Requirement: Transcribe every entry word for word, but skip the images.

Dataset extract:
· · · ·

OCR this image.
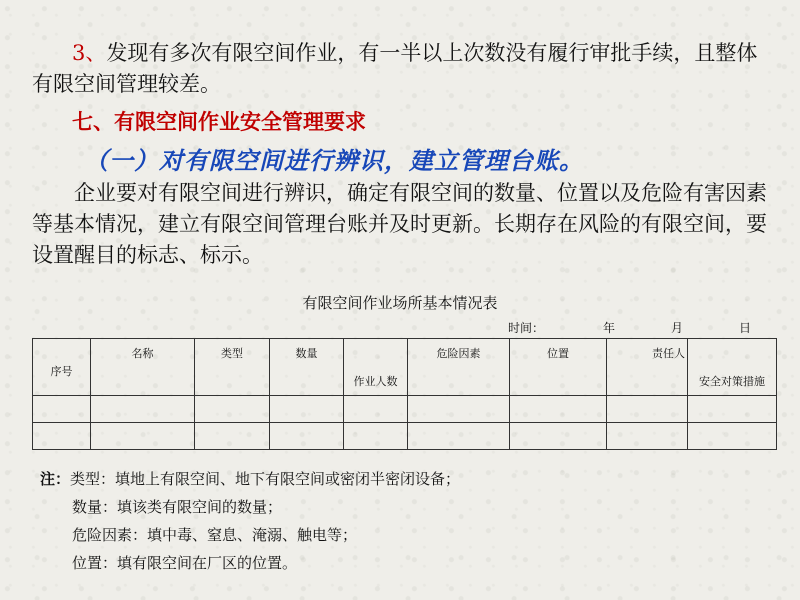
3、发现有多次有限空间作业，有一半以上次数没有履行审批手续，且整体有限空间管理较差。
七、有限空间作业安全管理要求
（一）对有限空间进行辨识，建立管理台账。
企业要对有限空间进行辨识，确定有限空间的数量、位置以及危险有害因素等基本情况，建立有限空间管理台账并及时更新。长期存在风险的有限空间，要设置醒目的标志、标示。
有限空间作业场所基本情况表
时间：	年	月	日
序号	名称	类型	数量	作业人数	危险因素	位置	责任人	安全对策措施

注：类型：填地上有限空间、地下有限空间或密闭半密闭设备；
数量：填该类有限空间的数量；
危险因素：填中毒、窒息、淹溺、触电等；
位置：填有限空间在厂区的位置。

· · · ·

Solution below:
OCR this image.
3、发现有多次有限空间作业，有一半以上次数没有履行审批手续，且整体有限空间管理较差。
七、有限空间作业安全管理要求
（一）对有限空间进行辨识，建立管理台账。
企业要对有限空间进行辨识，确定有限空间的数量、位置以及危险有害因素等基本情况，建立有限空间管理台账并及时更新。长期存在风险的有限空间，要设置醒目的标志、标示。
有限空间作业场所基本情况表
时间：	年	月	日
序号	名称	类型	数量	作业人数	危险因素	位置	责任人	安全对策措施

注：类型：填地上有限空间、地下有限空间或密闭半密闭设备；
数量：填该类有限空间的数量；
危险因素：填中毒、窒息、淹溺、触电等；
位置：填有限空间在厂区的位置。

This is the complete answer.